* WRITTEN INSTRUCTION: List, from the lines below, each one with "Azimuthal" in it.

* DATASET RECORDS:
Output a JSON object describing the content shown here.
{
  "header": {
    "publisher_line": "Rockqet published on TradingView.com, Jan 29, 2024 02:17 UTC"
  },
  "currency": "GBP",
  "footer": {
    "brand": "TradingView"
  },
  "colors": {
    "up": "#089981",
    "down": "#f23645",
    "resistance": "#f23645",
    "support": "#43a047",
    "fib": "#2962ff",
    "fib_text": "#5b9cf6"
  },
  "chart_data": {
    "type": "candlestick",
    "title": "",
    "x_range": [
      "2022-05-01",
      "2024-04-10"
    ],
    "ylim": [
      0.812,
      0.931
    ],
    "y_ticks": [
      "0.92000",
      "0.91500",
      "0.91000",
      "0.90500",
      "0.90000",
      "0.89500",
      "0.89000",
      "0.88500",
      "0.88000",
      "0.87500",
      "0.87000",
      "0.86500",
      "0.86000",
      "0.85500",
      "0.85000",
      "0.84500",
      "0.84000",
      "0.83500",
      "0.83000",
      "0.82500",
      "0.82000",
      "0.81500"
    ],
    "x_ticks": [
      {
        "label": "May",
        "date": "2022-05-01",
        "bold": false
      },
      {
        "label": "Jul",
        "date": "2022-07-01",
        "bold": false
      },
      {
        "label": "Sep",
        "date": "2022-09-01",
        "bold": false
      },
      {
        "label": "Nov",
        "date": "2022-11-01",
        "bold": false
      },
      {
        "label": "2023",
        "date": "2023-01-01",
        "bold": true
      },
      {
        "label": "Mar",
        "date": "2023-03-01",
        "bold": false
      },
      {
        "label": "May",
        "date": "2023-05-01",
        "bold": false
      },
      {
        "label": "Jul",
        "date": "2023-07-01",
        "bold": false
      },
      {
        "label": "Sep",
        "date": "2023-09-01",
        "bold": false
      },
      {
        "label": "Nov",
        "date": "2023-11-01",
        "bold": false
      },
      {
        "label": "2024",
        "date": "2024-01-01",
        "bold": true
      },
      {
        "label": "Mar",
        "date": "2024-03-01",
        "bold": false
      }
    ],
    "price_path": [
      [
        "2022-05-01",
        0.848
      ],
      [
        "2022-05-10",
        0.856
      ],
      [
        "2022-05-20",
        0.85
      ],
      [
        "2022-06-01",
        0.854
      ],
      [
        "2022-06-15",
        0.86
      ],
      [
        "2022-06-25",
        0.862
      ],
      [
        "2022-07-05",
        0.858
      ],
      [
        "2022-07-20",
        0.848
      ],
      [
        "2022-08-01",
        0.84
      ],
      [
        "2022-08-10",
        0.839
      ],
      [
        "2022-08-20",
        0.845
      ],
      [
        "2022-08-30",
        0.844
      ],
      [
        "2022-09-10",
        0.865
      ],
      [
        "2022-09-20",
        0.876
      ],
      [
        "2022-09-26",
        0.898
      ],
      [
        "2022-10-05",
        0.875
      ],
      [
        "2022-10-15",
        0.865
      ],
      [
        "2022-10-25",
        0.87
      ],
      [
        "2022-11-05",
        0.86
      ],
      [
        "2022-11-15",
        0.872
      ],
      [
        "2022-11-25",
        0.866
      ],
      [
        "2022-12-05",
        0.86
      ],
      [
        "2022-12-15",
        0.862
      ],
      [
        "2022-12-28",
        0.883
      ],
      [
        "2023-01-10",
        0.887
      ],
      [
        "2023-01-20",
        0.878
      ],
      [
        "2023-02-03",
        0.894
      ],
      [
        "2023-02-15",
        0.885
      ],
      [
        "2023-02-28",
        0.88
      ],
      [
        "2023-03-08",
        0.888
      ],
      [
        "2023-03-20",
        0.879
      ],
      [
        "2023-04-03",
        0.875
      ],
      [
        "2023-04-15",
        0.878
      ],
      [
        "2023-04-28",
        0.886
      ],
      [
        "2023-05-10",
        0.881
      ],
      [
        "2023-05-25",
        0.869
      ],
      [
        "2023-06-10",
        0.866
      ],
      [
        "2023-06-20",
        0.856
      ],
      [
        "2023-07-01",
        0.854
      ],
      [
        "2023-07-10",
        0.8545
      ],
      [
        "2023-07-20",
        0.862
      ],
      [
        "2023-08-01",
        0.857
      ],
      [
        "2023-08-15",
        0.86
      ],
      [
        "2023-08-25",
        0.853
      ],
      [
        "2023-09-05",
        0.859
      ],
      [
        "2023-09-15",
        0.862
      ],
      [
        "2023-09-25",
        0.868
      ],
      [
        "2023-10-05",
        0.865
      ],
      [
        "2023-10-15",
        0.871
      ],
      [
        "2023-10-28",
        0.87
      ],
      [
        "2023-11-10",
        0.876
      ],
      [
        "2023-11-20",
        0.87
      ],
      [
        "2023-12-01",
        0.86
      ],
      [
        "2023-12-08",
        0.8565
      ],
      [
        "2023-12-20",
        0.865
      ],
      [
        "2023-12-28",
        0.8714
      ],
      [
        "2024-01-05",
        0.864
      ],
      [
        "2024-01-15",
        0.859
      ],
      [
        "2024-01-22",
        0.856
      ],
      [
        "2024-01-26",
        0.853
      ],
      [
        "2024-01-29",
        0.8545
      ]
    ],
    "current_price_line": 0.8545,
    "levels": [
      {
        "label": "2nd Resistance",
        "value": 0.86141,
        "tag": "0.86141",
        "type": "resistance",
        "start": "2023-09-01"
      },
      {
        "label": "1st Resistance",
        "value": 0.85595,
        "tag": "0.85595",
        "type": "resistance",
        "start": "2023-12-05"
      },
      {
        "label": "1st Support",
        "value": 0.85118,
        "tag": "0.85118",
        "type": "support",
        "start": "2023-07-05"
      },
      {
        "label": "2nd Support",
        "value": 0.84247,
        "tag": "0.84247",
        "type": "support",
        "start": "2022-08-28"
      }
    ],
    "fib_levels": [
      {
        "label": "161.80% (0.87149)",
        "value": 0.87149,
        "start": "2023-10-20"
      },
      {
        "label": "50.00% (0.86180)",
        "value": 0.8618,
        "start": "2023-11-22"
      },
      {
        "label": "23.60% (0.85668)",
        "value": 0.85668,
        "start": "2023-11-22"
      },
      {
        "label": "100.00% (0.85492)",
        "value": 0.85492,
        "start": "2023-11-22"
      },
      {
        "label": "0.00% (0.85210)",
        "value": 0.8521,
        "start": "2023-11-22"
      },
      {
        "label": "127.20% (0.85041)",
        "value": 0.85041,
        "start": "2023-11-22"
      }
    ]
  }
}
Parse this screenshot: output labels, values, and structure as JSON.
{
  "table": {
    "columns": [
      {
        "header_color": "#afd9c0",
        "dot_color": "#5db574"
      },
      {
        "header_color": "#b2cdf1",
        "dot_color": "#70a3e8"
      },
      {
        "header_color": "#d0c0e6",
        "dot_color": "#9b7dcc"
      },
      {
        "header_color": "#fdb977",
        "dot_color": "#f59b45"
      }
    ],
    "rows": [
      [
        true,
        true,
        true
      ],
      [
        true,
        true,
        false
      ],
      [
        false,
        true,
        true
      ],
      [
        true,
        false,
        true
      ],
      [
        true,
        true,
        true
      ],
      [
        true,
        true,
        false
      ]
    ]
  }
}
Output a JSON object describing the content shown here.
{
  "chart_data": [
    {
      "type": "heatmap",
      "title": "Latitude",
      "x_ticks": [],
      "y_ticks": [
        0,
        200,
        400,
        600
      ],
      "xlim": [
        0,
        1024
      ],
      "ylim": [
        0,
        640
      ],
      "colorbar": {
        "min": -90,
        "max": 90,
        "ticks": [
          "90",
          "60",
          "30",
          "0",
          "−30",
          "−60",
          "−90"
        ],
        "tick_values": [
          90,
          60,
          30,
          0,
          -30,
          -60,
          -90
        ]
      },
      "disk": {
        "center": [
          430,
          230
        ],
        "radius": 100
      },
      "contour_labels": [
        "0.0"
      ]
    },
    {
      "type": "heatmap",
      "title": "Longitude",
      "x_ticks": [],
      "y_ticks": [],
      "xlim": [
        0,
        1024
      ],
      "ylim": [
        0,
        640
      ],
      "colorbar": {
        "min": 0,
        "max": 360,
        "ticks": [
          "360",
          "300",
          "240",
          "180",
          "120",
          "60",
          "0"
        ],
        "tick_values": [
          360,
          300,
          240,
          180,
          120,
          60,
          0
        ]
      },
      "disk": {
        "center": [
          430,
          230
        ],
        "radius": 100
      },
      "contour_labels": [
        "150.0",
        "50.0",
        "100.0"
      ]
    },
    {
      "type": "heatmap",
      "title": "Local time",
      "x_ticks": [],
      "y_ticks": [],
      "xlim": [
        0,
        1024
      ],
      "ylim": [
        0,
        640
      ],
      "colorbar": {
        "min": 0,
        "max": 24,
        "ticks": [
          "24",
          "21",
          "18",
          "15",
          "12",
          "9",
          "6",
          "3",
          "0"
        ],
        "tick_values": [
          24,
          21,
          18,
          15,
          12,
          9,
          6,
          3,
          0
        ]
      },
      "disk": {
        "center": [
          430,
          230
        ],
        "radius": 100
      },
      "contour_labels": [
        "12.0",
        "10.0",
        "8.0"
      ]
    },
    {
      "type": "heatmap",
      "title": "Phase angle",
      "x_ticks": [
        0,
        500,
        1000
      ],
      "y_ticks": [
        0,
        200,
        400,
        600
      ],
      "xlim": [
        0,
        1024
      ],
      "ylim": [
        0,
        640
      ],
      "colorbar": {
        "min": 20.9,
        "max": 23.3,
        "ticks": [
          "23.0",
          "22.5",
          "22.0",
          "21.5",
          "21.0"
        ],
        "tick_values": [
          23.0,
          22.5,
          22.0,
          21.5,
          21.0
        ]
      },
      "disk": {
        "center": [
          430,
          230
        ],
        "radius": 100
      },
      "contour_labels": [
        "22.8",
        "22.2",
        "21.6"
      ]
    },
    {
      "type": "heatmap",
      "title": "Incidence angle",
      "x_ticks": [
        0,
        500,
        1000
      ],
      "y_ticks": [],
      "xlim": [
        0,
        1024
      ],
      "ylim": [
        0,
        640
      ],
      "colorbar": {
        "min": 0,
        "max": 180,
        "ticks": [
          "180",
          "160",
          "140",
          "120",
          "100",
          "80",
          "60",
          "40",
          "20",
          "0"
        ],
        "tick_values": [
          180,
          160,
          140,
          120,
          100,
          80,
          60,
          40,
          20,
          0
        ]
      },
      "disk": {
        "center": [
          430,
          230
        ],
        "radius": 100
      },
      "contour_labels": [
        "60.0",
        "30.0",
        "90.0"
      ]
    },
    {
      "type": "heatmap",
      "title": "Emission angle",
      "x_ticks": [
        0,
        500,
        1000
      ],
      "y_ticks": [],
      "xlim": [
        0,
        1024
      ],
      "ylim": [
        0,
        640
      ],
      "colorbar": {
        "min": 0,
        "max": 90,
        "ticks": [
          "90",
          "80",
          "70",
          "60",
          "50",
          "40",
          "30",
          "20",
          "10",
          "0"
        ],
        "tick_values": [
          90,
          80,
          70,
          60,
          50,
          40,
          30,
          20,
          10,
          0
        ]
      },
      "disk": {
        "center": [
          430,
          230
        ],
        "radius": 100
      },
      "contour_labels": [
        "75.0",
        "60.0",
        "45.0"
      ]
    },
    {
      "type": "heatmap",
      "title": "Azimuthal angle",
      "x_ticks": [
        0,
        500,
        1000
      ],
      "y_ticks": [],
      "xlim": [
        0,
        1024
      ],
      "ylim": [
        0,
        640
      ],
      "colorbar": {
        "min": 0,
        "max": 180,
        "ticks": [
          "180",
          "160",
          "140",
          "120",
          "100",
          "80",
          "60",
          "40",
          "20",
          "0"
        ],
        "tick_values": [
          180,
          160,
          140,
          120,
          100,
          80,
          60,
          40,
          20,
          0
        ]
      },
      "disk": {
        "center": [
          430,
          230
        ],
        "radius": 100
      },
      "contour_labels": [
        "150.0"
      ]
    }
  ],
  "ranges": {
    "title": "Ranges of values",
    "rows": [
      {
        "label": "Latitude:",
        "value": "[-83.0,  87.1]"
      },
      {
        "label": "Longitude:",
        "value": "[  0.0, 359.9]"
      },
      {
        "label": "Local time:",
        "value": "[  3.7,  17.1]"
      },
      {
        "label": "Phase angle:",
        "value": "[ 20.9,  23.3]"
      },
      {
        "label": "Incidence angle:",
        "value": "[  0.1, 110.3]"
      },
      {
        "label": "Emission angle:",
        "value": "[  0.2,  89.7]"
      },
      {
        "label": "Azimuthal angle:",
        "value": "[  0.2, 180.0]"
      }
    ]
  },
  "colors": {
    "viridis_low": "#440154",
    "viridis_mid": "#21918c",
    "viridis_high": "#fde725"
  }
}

* SOLUTION:
      "title": "Azimuthal angle",
        "label": "Azimuthal angle:",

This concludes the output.